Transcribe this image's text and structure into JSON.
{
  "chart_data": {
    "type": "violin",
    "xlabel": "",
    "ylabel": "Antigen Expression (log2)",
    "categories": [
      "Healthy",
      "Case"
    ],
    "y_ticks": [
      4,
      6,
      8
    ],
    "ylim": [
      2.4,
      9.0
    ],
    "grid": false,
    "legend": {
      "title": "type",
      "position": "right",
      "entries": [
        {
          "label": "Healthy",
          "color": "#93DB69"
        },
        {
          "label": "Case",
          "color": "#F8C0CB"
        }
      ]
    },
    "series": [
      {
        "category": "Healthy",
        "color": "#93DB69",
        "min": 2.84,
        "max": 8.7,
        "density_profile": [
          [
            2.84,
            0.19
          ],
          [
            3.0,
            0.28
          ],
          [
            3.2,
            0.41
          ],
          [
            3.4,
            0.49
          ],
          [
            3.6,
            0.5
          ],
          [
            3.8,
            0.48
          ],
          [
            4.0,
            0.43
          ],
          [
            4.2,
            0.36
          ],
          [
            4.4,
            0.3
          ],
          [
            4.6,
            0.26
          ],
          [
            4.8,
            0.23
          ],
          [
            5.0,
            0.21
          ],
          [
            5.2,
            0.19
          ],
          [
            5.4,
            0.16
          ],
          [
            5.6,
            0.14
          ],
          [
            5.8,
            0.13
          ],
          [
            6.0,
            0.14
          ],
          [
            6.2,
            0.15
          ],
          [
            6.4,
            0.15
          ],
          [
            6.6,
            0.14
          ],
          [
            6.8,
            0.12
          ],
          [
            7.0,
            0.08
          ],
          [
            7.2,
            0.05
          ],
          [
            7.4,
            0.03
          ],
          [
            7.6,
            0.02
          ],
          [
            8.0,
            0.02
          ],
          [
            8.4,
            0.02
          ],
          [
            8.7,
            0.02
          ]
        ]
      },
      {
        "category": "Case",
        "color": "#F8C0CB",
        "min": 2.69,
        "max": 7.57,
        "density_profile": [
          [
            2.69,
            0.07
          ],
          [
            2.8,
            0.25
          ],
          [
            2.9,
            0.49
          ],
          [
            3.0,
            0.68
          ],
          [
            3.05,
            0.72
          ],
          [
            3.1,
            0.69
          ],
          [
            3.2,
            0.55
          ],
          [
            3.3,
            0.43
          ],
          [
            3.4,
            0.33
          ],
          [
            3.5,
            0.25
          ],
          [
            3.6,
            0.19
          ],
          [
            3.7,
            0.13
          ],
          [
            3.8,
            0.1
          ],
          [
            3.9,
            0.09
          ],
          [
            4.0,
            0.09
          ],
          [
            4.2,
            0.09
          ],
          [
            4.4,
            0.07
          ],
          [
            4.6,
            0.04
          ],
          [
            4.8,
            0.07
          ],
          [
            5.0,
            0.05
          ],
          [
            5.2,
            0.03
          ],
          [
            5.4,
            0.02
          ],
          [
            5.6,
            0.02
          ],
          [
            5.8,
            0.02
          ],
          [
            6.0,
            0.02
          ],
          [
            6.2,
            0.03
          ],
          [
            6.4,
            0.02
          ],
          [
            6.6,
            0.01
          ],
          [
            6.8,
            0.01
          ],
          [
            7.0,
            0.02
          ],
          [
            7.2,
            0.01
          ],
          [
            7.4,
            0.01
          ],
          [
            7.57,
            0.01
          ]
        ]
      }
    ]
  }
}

+++

Make an exact copy of all the data.

Transcribe this image's text and structure into JSON.
{
  "chart_data": {
    "type": "violin",
    "xlabel": "",
    "ylabel": "Antigen Expression (log2)",
    "categories": [
      "Healthy",
      "Case"
    ],
    "y_ticks": [
      4,
      6,
      8
    ],
    "ylim": [
      2.4,
      9.0
    ],
    "grid": false,
    "legend": {
      "title": "type",
      "position": "right",
      "entries": [
        {
          "label": "Healthy",
          "color": "#93DB69"
        },
        {
          "label": "Case",
          "color": "#F8C0CB"
        }
      ]
    },
    "series": [
      {
        "category": "Healthy",
        "color": "#93DB69",
        "min": 2.84,
        "max": 8.7,
        "density_profile": [
          [
            2.84,
            0.19
          ],
          [
            3.0,
            0.28
          ],
          [
            3.2,
            0.41
          ],
          [
            3.4,
            0.49
          ],
          [
            3.6,
            0.5
          ],
          [
            3.8,
            0.48
          ],
          [
            4.0,
            0.43
          ],
          [
            4.2,
            0.36
          ],
          [
            4.4,
            0.3
          ],
          [
            4.6,
            0.26
          ],
          [
            4.8,
            0.23
          ],
          [
            5.0,
            0.21
          ],
          [
            5.2,
            0.19
          ],
          [
            5.4,
            0.16
          ],
          [
            5.6,
            0.14
          ],
          [
            5.8,
            0.13
          ],
          [
            6.0,
            0.14
          ],
          [
            6.2,
            0.15
          ],
          [
            6.4,
            0.15
          ],
          [
            6.6,
            0.14
          ],
          [
            6.8,
            0.12
          ],
          [
            7.0,
            0.08
          ],
          [
            7.2,
            0.05
          ],
          [
            7.4,
            0.03
          ],
          [
            7.6,
            0.02
          ],
          [
            8.0,
            0.02
          ],
          [
            8.4,
            0.02
          ],
          [
            8.7,
            0.02
          ]
        ]
      },
      {
        "category": "Case",
        "color": "#F8C0CB",
        "min": 2.69,
        "max": 7.57,
        "density_profile": [
          [
            2.69,
            0.07
          ],
          [
            2.8,
            0.25
          ],
          [
            2.9,
            0.49
          ],
          [
            3.0,
            0.68
          ],
          [
            3.05,
            0.72
          ],
          [
            3.1,
            0.69
          ],
          [
            3.2,
            0.55
          ],
          [
            3.3,
            0.43
          ],
          [
            3.4,
            0.33
          ],
          [
            3.5,
            0.25
          ],
          [
            3.6,
            0.19
          ],
          [
            3.7,
            0.13
          ],
          [
            3.8,
            0.1
          ],
          [
            3.9,
            0.09
          ],
          [
            4.0,
            0.09
          ],
          [
            4.2,
            0.09
          ],
          [
            4.4,
            0.07
          ],
          [
            4.6,
            0.04
          ],
          [
            4.8,
            0.07
          ],
          [
            5.0,
            0.05
          ],
          [
            5.2,
            0.03
          ],
          [
            5.4,
            0.02
          ],
          [
            5.6,
            0.02
          ],
          [
            5.8,
            0.02
          ],
          [
            6.0,
            0.02
          ],
          [
            6.2,
            0.03
          ],
          [
            6.4,
            0.02
          ],
          [
            6.6,
            0.01
          ],
          [
            6.8,
            0.01
          ],
          [
            7.0,
            0.02
          ],
          [
            7.2,
            0.01
          ],
          [
            7.4,
            0.01
          ],
          [
            7.57,
            0.01
          ]
        ]
      }
    ]
  }
}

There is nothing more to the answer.